Look through the data below. Pick out the lines holding the string "lifeblood".

*Available records*.
--------------------------------------------------

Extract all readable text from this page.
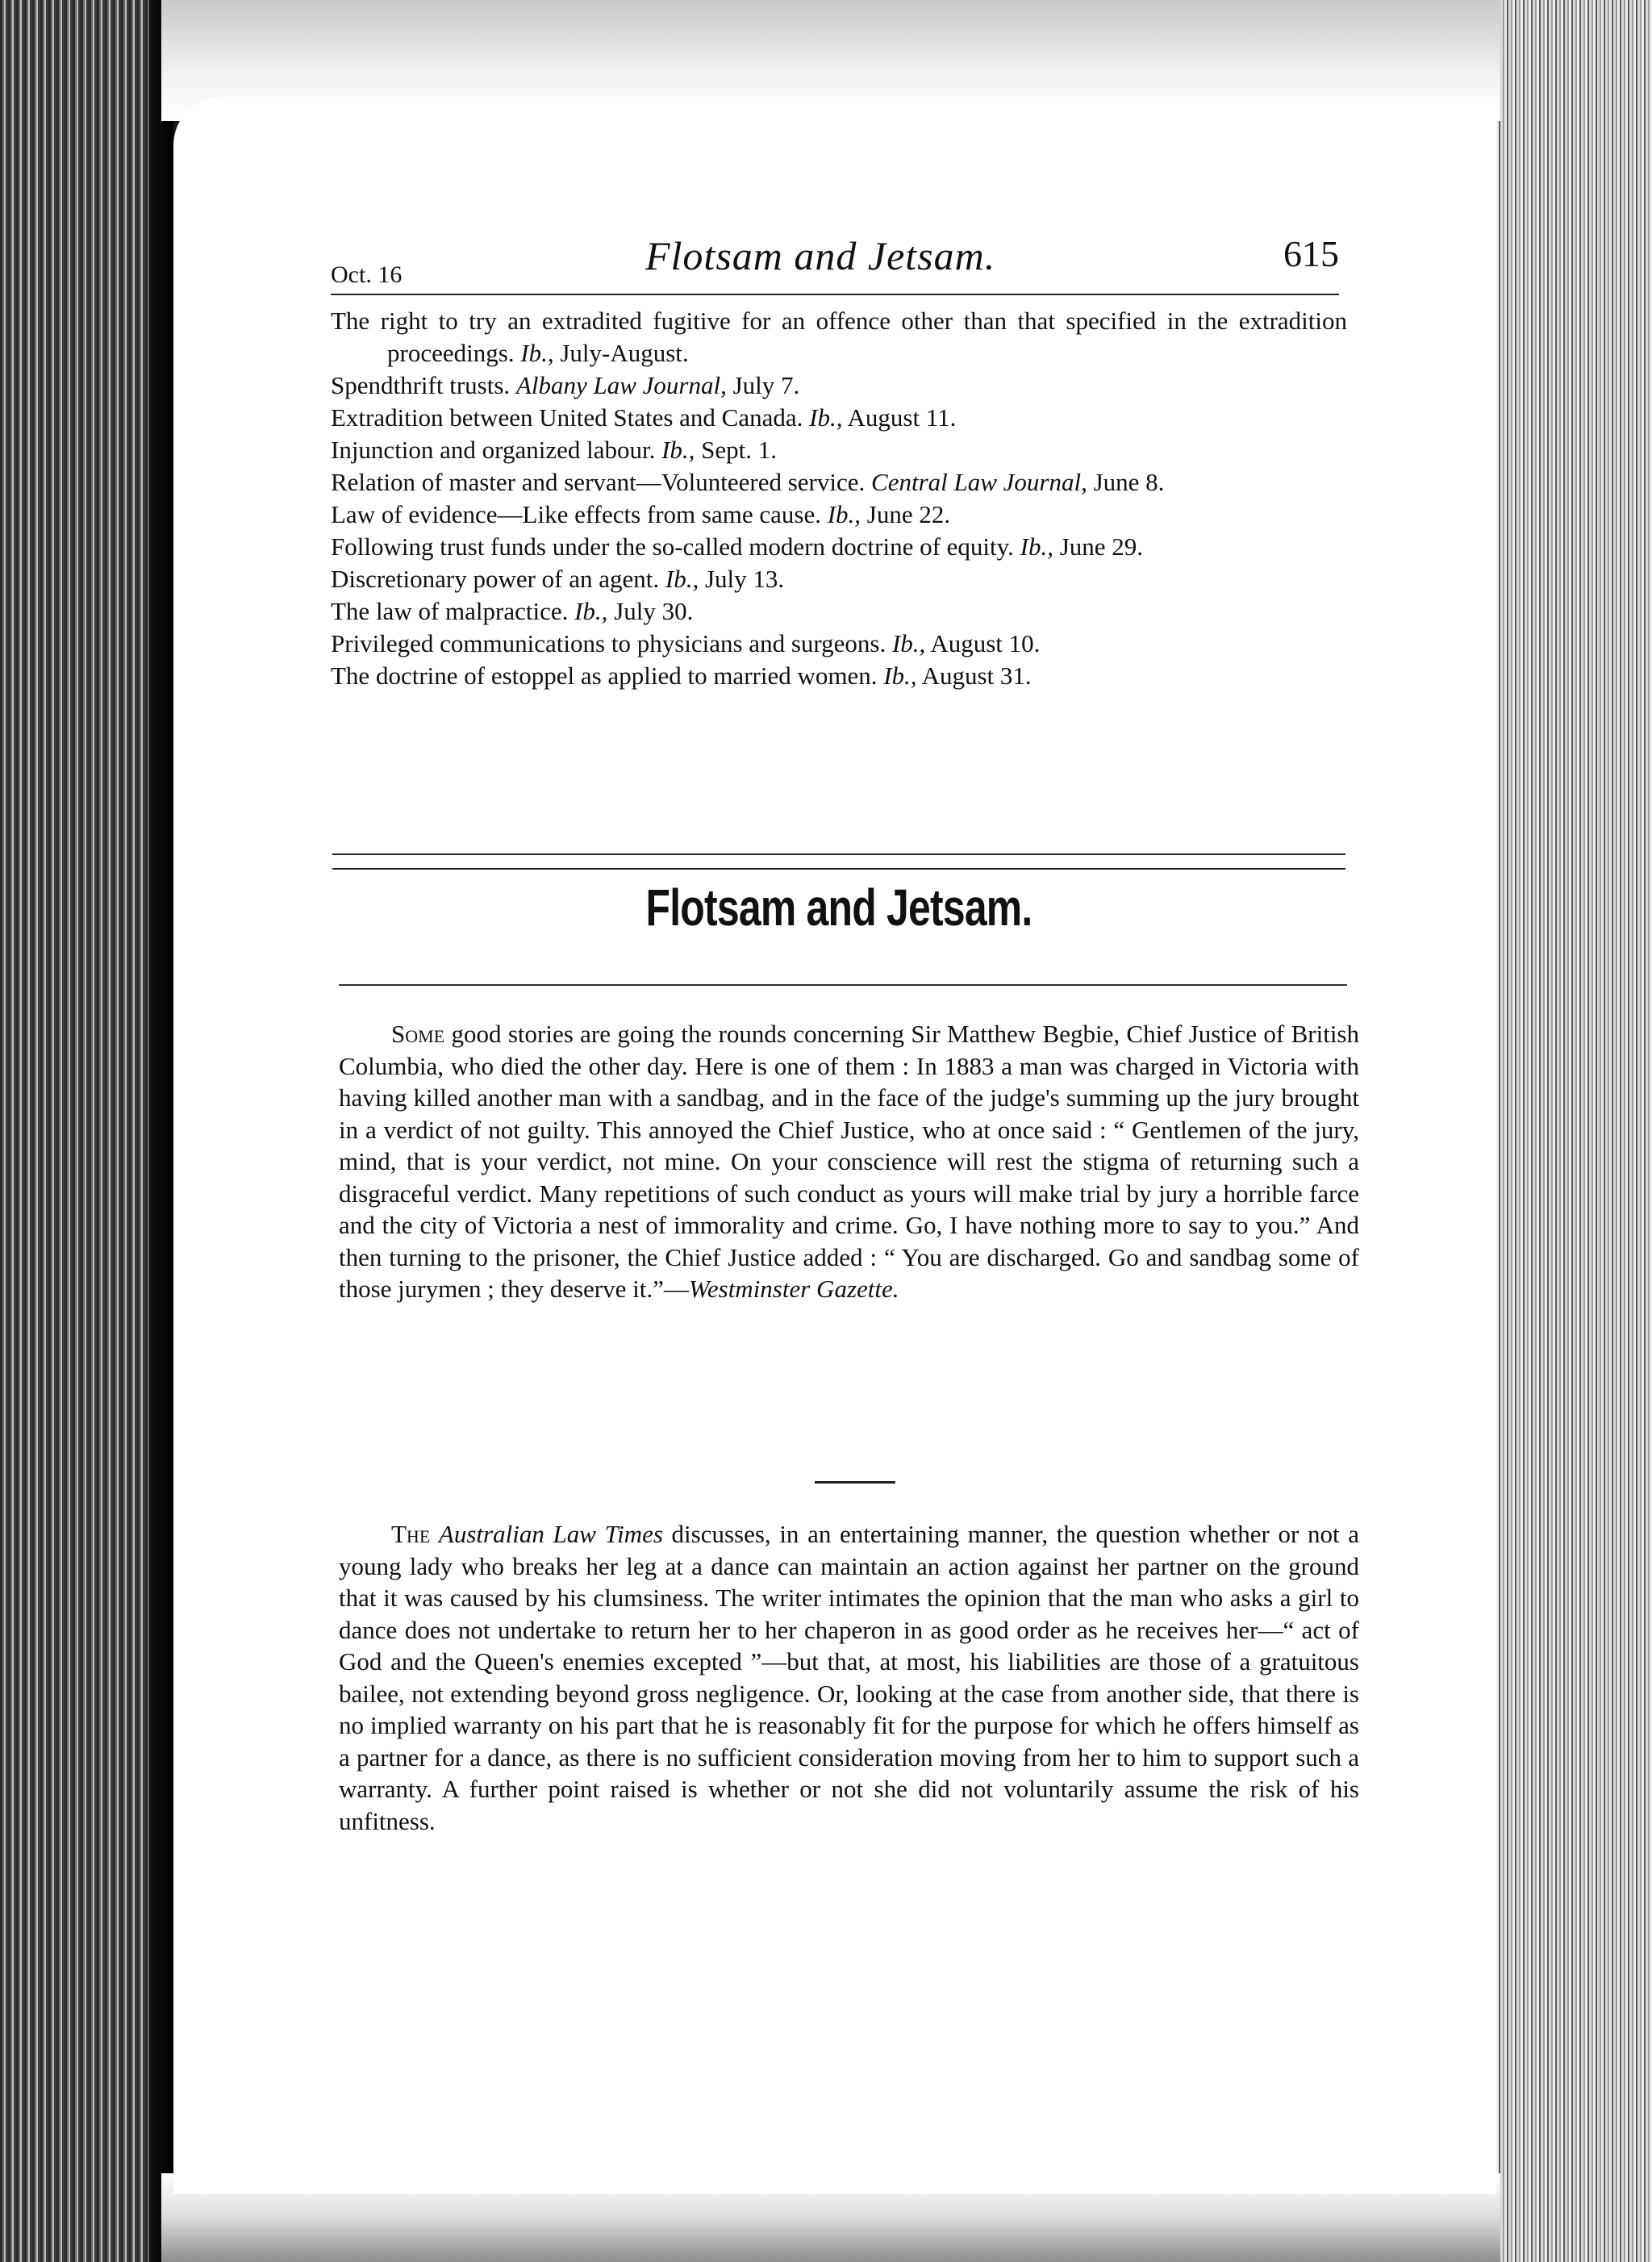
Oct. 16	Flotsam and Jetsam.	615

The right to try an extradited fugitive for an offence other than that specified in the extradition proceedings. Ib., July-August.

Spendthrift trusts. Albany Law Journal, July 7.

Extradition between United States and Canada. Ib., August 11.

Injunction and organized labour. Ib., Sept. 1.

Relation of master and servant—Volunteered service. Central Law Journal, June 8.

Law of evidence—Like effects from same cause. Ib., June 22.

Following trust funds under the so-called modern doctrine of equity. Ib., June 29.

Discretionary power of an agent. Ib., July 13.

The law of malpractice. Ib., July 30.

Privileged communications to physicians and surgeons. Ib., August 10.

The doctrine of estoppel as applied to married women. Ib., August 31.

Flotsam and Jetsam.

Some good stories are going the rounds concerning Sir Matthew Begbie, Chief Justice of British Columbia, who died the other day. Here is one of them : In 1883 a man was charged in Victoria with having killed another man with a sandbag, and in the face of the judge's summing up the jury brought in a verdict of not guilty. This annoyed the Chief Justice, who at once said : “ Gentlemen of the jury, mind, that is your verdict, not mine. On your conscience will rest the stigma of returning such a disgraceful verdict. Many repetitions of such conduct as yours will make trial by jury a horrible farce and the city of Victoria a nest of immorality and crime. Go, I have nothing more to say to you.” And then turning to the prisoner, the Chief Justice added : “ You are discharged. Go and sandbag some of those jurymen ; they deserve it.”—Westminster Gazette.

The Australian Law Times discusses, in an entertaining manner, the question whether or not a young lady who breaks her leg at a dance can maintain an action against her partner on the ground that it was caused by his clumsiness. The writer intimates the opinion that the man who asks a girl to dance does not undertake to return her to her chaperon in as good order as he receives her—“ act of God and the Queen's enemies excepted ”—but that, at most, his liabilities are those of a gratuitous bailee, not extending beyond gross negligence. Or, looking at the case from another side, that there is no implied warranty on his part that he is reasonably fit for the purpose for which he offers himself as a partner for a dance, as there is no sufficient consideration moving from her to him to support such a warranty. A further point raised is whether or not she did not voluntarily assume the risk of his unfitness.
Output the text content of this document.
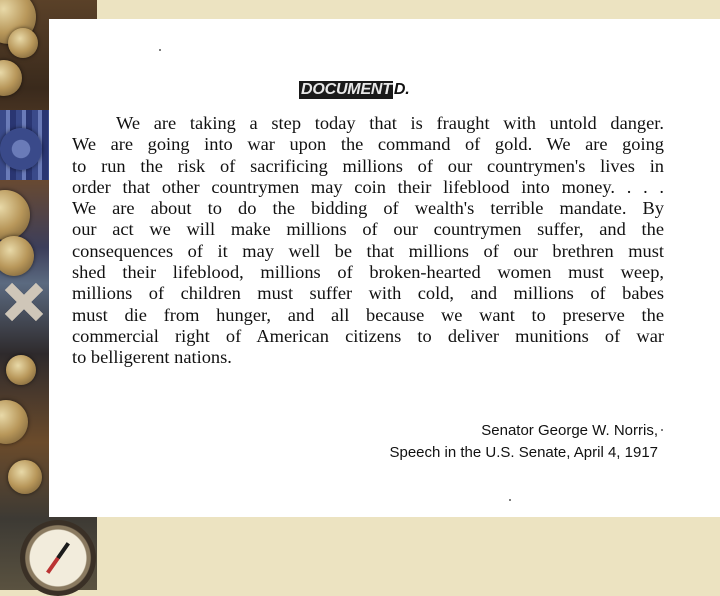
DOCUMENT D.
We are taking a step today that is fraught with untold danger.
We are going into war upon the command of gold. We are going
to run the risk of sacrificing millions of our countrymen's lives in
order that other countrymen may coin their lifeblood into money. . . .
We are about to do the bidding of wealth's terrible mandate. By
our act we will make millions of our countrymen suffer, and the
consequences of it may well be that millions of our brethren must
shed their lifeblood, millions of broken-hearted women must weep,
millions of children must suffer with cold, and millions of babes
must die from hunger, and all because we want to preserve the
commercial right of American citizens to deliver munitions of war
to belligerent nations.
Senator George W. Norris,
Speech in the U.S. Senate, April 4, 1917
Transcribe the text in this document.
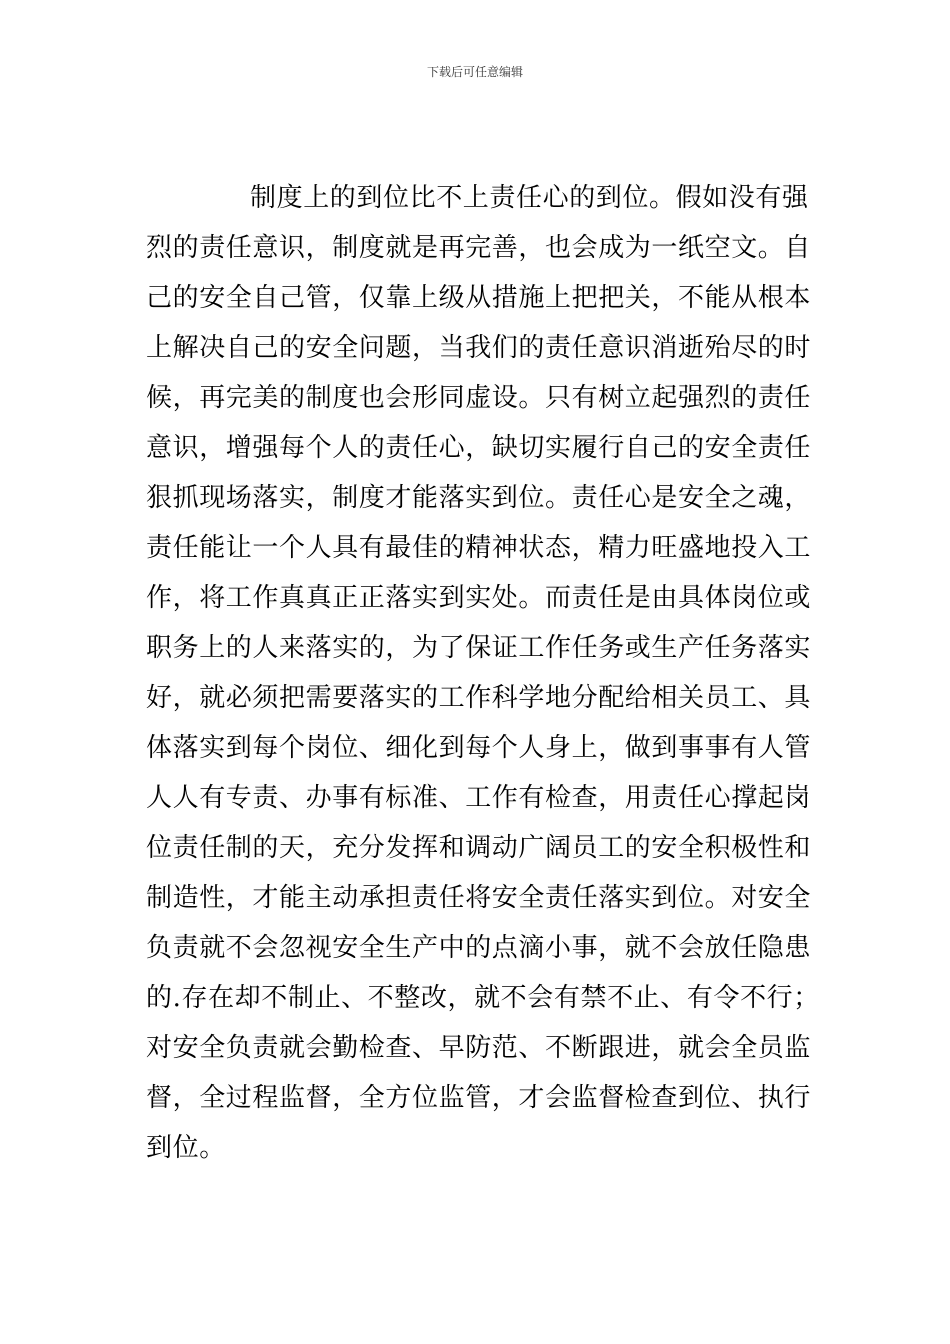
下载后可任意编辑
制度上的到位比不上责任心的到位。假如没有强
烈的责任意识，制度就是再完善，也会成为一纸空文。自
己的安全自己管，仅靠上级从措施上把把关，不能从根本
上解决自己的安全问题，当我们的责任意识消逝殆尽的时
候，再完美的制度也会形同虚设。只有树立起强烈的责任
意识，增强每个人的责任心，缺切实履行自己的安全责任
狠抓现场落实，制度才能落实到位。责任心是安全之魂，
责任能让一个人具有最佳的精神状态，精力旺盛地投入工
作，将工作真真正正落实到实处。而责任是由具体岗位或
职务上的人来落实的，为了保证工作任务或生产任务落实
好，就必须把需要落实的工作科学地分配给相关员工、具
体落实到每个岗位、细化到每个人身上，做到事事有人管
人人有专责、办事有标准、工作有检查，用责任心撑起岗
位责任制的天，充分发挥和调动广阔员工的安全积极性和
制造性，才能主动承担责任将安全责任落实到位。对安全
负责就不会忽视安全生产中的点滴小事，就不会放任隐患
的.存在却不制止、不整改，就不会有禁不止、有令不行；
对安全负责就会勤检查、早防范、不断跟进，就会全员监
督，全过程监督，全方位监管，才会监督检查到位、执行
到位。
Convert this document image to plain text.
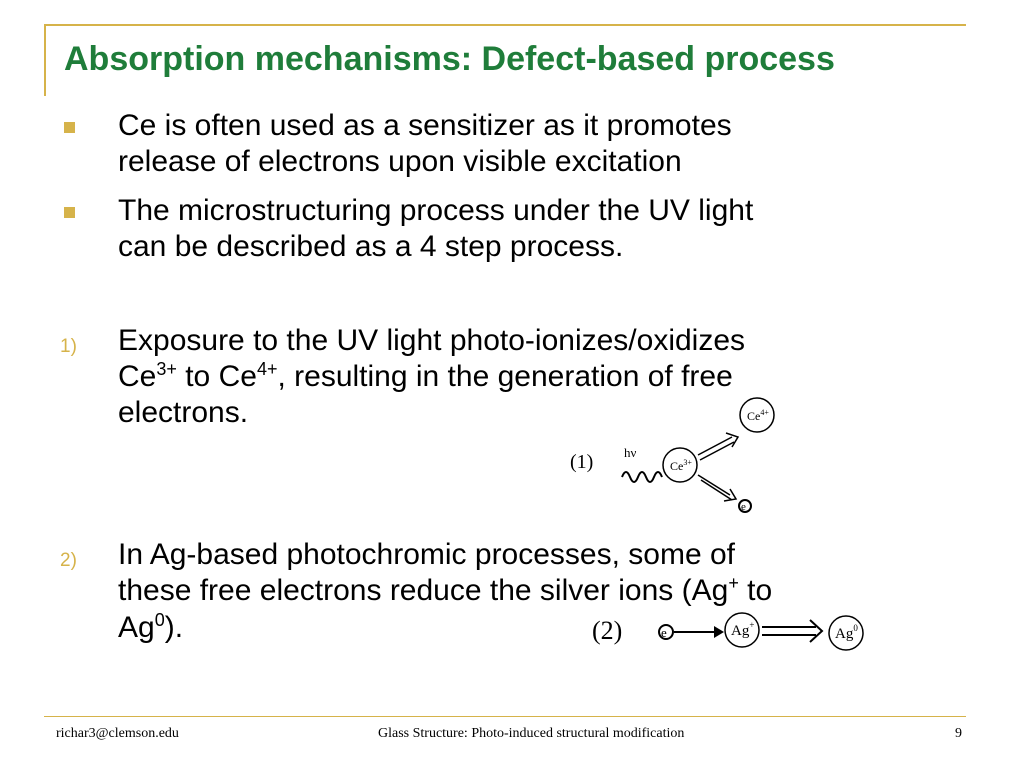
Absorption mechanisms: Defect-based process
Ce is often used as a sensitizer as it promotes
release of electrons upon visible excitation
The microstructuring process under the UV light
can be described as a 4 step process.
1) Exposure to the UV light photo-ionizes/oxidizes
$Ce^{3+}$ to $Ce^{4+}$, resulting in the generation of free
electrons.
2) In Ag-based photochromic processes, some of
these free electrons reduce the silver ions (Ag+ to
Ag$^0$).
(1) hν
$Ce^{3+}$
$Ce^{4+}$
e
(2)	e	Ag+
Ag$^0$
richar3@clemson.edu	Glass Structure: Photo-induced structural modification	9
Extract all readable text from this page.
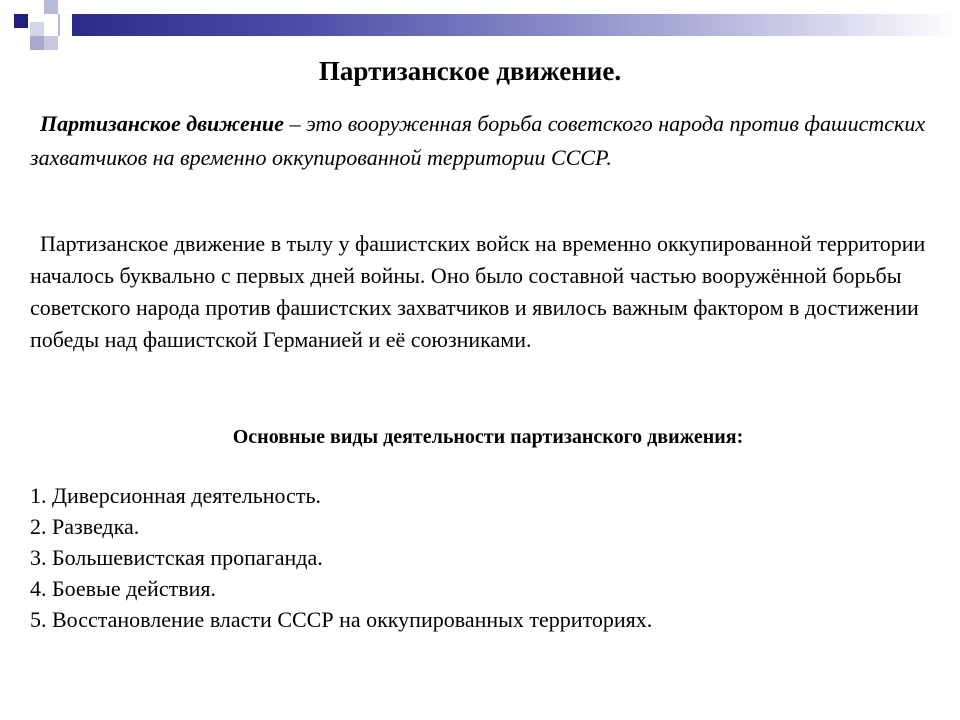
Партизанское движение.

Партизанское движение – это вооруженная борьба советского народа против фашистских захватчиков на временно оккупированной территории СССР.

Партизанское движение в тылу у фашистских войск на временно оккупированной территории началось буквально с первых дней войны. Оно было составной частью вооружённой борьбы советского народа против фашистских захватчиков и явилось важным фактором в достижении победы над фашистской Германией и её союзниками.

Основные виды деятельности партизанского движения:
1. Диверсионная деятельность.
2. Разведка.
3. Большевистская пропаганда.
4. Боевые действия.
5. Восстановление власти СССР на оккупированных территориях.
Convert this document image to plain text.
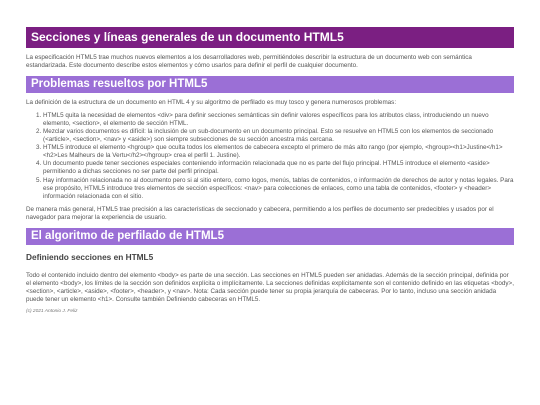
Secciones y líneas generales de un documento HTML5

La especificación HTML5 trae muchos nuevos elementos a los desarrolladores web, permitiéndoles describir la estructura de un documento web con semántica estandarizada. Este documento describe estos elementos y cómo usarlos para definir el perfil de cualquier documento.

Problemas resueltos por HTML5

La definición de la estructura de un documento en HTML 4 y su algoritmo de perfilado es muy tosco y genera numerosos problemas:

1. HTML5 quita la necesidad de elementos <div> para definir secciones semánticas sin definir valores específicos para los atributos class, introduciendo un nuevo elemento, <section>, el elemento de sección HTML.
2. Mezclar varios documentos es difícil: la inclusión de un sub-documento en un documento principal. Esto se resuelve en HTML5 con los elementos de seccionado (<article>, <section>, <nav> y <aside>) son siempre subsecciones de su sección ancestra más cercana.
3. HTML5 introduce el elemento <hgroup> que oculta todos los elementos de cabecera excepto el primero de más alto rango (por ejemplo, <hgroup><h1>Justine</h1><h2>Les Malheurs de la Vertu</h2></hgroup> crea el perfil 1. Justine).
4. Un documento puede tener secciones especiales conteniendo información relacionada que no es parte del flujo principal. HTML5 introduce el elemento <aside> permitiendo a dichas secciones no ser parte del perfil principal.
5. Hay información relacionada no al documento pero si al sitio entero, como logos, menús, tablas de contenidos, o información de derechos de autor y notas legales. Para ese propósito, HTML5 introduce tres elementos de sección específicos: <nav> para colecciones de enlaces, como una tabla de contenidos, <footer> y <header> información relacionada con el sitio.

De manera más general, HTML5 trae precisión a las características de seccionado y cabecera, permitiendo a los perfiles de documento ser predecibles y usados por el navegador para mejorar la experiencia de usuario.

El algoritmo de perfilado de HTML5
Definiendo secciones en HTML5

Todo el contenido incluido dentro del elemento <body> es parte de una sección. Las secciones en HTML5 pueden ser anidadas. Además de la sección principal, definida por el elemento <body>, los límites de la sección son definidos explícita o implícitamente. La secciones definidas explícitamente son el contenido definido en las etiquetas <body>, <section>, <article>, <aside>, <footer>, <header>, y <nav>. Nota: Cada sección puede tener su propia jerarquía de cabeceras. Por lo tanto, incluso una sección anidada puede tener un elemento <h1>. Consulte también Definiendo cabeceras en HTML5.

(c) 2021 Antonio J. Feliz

--------------------------------------------------

*Result for this exercise*.
order that other countrymen may coin their lifeblood into money. . . .
shed their lifeblood, millions of broken-hearted women must weep,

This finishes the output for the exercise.